■ **DATA SHOWN**:
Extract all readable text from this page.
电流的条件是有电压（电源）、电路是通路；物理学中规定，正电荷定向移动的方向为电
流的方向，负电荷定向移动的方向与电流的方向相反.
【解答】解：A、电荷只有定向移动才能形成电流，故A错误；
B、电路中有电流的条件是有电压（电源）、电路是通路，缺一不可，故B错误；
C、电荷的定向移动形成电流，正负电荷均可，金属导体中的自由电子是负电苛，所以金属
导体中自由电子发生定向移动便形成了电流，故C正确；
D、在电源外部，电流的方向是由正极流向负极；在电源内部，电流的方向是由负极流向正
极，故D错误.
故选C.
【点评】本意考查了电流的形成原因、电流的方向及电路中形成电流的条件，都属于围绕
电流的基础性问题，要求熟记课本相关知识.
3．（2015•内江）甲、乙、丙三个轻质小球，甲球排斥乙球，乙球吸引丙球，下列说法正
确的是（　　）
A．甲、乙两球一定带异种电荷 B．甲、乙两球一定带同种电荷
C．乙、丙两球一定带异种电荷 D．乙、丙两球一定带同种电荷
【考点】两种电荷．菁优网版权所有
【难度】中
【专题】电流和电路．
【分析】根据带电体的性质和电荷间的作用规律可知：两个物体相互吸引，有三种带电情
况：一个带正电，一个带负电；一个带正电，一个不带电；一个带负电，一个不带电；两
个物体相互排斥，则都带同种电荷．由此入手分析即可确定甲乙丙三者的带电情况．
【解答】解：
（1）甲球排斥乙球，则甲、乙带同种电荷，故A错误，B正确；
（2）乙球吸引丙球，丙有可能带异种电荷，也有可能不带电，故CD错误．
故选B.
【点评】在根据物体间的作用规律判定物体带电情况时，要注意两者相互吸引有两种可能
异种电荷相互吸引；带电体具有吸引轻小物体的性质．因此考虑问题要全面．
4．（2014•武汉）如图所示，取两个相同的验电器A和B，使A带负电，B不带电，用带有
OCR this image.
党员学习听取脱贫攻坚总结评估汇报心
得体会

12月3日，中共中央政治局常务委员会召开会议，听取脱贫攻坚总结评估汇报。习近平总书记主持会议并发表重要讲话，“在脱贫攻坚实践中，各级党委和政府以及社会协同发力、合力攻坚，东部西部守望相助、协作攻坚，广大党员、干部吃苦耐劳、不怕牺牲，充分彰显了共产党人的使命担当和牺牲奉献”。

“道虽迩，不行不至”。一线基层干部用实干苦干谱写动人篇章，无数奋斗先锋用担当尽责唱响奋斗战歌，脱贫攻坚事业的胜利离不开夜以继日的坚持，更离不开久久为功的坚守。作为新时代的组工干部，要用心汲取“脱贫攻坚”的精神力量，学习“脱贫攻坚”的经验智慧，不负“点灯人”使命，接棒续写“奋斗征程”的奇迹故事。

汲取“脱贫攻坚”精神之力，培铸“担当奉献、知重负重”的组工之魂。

■ **SET EXERCISE**:
Determine how many lines of this listing contain "乙球吸引丙球", and give only the number.

■ **SOLUTION**:
2